◆ What the task requires ◆
Reproduce all of the listing below without alteration.

◆ Raw records ◆
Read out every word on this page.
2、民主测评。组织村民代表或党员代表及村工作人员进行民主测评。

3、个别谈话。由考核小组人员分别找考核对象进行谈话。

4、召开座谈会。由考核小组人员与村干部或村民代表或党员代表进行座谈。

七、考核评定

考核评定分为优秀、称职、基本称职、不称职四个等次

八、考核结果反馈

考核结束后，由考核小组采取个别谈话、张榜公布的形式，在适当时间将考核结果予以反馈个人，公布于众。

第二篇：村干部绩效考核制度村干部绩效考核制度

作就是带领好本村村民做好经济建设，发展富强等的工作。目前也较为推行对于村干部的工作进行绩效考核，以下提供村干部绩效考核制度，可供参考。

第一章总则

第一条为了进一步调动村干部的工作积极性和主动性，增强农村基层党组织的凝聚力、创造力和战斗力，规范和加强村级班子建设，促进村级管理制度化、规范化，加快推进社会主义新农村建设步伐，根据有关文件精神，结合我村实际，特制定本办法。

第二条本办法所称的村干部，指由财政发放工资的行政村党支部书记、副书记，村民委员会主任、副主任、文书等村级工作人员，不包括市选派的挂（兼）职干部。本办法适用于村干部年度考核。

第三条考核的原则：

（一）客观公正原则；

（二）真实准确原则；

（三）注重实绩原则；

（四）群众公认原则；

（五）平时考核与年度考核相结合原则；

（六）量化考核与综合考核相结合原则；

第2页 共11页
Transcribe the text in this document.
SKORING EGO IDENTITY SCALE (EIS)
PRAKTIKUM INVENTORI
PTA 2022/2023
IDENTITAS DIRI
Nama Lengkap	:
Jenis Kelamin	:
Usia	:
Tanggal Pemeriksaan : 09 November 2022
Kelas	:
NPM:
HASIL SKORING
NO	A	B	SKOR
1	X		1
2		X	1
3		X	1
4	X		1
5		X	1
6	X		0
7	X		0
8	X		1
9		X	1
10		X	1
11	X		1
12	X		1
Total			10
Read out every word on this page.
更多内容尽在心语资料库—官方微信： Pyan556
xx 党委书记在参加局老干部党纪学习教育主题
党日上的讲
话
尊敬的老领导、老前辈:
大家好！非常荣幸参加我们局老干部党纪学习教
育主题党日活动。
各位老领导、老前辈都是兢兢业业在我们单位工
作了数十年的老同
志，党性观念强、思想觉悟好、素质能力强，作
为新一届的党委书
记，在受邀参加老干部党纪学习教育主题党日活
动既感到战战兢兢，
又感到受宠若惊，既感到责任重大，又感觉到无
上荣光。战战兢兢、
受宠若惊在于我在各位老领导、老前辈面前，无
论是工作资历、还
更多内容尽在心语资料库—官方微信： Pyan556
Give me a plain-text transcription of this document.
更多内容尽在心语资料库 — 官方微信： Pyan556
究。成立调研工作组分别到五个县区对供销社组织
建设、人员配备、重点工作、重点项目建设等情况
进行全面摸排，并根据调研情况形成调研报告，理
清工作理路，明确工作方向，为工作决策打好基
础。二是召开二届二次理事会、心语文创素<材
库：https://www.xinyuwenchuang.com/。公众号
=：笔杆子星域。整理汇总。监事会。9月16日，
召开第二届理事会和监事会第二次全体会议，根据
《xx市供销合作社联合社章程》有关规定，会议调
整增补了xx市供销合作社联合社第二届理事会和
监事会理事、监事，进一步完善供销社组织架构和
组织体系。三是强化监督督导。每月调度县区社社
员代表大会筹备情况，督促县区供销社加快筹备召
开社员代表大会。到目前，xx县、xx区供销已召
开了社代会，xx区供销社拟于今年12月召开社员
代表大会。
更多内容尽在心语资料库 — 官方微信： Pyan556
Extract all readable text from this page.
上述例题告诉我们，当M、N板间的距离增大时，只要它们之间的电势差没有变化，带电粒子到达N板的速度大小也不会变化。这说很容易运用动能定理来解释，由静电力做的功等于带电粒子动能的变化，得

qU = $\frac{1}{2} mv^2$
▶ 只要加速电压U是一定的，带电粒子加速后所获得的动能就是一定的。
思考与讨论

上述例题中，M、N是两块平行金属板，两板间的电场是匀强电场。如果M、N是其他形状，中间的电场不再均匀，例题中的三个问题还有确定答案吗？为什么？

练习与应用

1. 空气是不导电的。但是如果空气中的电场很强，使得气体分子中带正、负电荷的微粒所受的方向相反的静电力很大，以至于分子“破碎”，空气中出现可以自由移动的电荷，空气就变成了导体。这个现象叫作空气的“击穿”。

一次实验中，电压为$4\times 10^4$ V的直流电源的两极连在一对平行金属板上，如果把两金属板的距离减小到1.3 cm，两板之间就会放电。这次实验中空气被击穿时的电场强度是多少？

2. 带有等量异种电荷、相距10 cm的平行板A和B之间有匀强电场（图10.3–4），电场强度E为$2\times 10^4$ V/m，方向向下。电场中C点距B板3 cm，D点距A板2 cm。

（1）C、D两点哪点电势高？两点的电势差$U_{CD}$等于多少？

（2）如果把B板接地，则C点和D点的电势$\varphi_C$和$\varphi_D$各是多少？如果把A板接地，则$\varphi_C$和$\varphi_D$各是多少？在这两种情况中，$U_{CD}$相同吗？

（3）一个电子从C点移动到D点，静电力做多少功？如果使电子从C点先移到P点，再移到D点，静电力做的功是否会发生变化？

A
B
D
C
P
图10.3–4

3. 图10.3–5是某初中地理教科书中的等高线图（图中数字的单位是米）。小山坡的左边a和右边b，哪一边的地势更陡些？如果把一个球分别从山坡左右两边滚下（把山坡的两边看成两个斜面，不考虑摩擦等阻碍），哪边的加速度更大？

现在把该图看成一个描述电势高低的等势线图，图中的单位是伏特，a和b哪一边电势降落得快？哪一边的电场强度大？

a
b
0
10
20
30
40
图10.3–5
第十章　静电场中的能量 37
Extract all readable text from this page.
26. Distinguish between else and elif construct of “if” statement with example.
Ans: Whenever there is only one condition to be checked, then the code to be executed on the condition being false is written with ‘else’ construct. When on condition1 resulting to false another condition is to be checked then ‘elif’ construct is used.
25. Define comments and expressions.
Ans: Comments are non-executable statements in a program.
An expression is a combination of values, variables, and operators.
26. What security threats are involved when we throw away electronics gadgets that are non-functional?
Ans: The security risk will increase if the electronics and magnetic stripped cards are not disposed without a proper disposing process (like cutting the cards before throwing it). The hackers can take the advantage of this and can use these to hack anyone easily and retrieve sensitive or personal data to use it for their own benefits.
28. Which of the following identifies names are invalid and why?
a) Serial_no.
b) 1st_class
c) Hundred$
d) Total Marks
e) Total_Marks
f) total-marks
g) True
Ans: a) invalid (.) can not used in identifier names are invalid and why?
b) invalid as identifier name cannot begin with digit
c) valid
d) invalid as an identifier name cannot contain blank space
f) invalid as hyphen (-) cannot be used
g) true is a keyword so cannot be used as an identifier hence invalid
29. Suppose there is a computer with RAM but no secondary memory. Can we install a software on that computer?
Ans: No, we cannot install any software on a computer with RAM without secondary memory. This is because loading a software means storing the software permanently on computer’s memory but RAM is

◆ In response ◆
Read out every word on this page.
2、民主测评。组织村民代表或党员代表及村工作人员进行民主测评。

3、个别谈话。由考核小组人员分别找考核对象进行谈话。

4、召开座谈会。由考核小组人员与村干部或村民代表或党员代表进行座谈。

七、考核评定

考核评定分为优秀、称职、基本称职、不称职四个等次

八、考核结果反馈

考核结束后，由考核小组采取个别谈话、张榜公布的形式，在适当时间将考核结果予以反馈个人，公布于众。

第二篇：村干部绩效考核制度村干部绩效考核制度

作就是带领好本村村民做好经济建设，发展富强等的工作。目前也较为推行对于村干部的工作进行绩效考核，以下提供村干部绩效考核制度，可供参考。

第一章总则

第一条为了进一步调动村干部的工作积极性和主动性，增强农村基层党组织的凝聚力、创造力和战斗力，规范和加强村级班子建设，促进村级管理制度化、规范化，加快推进社会主义新农村建设步伐，根据有关文件精神，结合我村实际，特制定本办法。

第二条本办法所称的村干部，指由财政发放工资的行政村党支部书记、副书记，村民委员会主任、副主任、文书等村级工作人员，不包括市选派的挂（兼）职干部。本办法适用于村干部年度考核。

第三条考核的原则：

（一）客观公正原则；

（二）真实准确原则；

（三）注重实绩原则；

（四）群众公认原则；

（五）平时考核与年度考核相结合原则；

（六）量化考核与综合考核相结合原则；

第2页 共11页
Transcribe the text in this document.
SKORING EGO IDENTITY SCALE (EIS)
PRAKTIKUM INVENTORI
PTA 2022/2023
IDENTITAS DIRI
Nama Lengkap	:
Jenis Kelamin	:
Usia	:
Tanggal Pemeriksaan : 09 November 2022
Kelas	:
NPM:
HASIL SKORING
NO	A	B	SKOR
1	X		1
2		X	1
3		X	1
4	X		1
5		X	1
6	X		0
7	X		0
8	X		1
9		X	1
10		X	1
11	X		1
12	X		1
Total			10
Read out every word on this page.
更多内容尽在心语资料库—官方微信： Pyan556
xx 党委书记在参加局老干部党纪学习教育主题
党日上的讲
话
尊敬的老领导、老前辈:
大家好！非常荣幸参加我们局老干部党纪学习教
育主题党日活动。
各位老领导、老前辈都是兢兢业业在我们单位工
作了数十年的老同
志，党性观念强、思想觉悟好、素质能力强，作
为新一届的党委书
记，在受邀参加老干部党纪学习教育主题党日活
动既感到战战兢兢，
又感到受宠若惊，既感到责任重大，又感觉到无
上荣光。战战兢兢、
受宠若惊在于我在各位老领导、老前辈面前，无
论是工作资历、还
更多内容尽在心语资料库—官方微信： Pyan556
Give me a plain-text transcription of this document.
更多内容尽在心语资料库 — 官方微信： Pyan556
究。成立调研工作组分别到五个县区对供销社组织
建设、人员配备、重点工作、重点项目建设等情况
进行全面摸排，并根据调研情况形成调研报告，理
清工作理路，明确工作方向，为工作决策打好基
础。二是召开二届二次理事会、心语文创素<材
库：https://www.xinyuwenchuang.com/。公众号
=：笔杆子星域。整理汇总。监事会。9月16日，
召开第二届理事会和监事会第二次全体会议，根据
《xx市供销合作社联合社章程》有关规定，会议调
整增补了xx市供销合作社联合社第二届理事会和
监事会理事、监事，进一步完善供销社组织架构和
组织体系。三是强化监督督导。每月调度县区社社
员代表大会筹备情况，督促县区供销社加快筹备召
开社员代表大会。到目前，xx县、xx区供销已召
开了社代会，xx区供销社拟于今年12月召开社员
代表大会。
更多内容尽在心语资料库 — 官方微信： Pyan556
Extract all readable text from this page.
上述例题告诉我们，当M、N板间的距离增大时，只要它们之间的电势差没有变化，带电粒子到达N板的速度大小也不会变化。这说很容易运用动能定理来解释，由静电力做的功等于带电粒子动能的变化，得

qU = $\frac{1}{2} mv^2$
▶ 只要加速电压U是一定的，带电粒子加速后所获得的动能就是一定的。
思考与讨论

上述例题中，M、N是两块平行金属板，两板间的电场是匀强电场。如果M、N是其他形状，中间的电场不再均匀，例题中的三个问题还有确定答案吗？为什么？

练习与应用

1. 空气是不导电的。但是如果空气中的电场很强，使得气体分子中带正、负电荷的微粒所受的方向相反的静电力很大，以至于分子“破碎”，空气中出现可以自由移动的电荷，空气就变成了导体。这个现象叫作空气的“击穿”。

一次实验中，电压为$4\times 10^4$ V的直流电源的两极连在一对平行金属板上，如果把两金属板的距离减小到1.3 cm，两板之间就会放电。这次实验中空气被击穿时的电场强度是多少？

2. 带有等量异种电荷、相距10 cm的平行板A和B之间有匀强电场（图10.3–4），电场强度E为$2\times 10^4$ V/m，方向向下。电场中C点距B板3 cm，D点距A板2 cm。

（1）C、D两点哪点电势高？两点的电势差$U_{CD}$等于多少？

（2）如果把B板接地，则C点和D点的电势$\varphi_C$和$\varphi_D$各是多少？如果把A板接地，则$\varphi_C$和$\varphi_D$各是多少？在这两种情况中，$U_{CD}$相同吗？

（3）一个电子从C点移动到D点，静电力做多少功？如果使电子从C点先移到P点，再移到D点，静电力做的功是否会发生变化？

A
B
D
C
P
图10.3–4

3. 图10.3–5是某初中地理教科书中的等高线图（图中数字的单位是米）。小山坡的左边a和右边b，哪一边的地势更陡些？如果把一个球分别从山坡左右两边滚下（把山坡的两边看成两个斜面，不考虑摩擦等阻碍），哪边的加速度更大？

现在把该图看成一个描述电势高低的等势线图，图中的单位是伏特，a和b哪一边电势降落得快？哪一边的电场强度大？

a
b
0
10
20
30
40
图10.3–5
第十章　静电场中的能量 37
Extract all readable text from this page.
26. Distinguish between else and elif construct of “if” statement with example.
Ans: Whenever there is only one condition to be checked, then the code to be executed on the condition being false is written with ‘else’ construct. When on condition1 resulting to false another condition is to be checked then ‘elif’ construct is used.
25. Define comments and expressions.
Ans: Comments are non-executable statements in a program.
An expression is a combination of values, variables, and operators.
26. What security threats are involved when we throw away electronics gadgets that are non-functional?
Ans: The security risk will increase if the electronics and magnetic stripped cards are not disposed without a proper disposing process (like cutting the cards before throwing it). The hackers can take the advantage of this and can use these to hack anyone easily and retrieve sensitive or personal data to use it for their own benefits.
28. Which of the following identifies names are invalid and why?
a) Serial_no.
b) 1st_class
c) Hundred$
d) Total Marks
e) Total_Marks
f) total-marks
g) True
Ans: a) invalid (.) can not used in identifier names are invalid and why?
b) invalid as identifier name cannot begin with digit
c) valid
d) invalid as an identifier name cannot contain blank space
f) invalid as hyphen (-) cannot be used
g) true is a keyword so cannot be used as an identifier hence invalid
29. Suppose there is a computer with RAM but no secondary memory. Can we install a software on that computer?
Ans: No, we cannot install any software on a computer with RAM without secondary memory. This is because loading a software means storing the software permanently on computer’s memory but RAM is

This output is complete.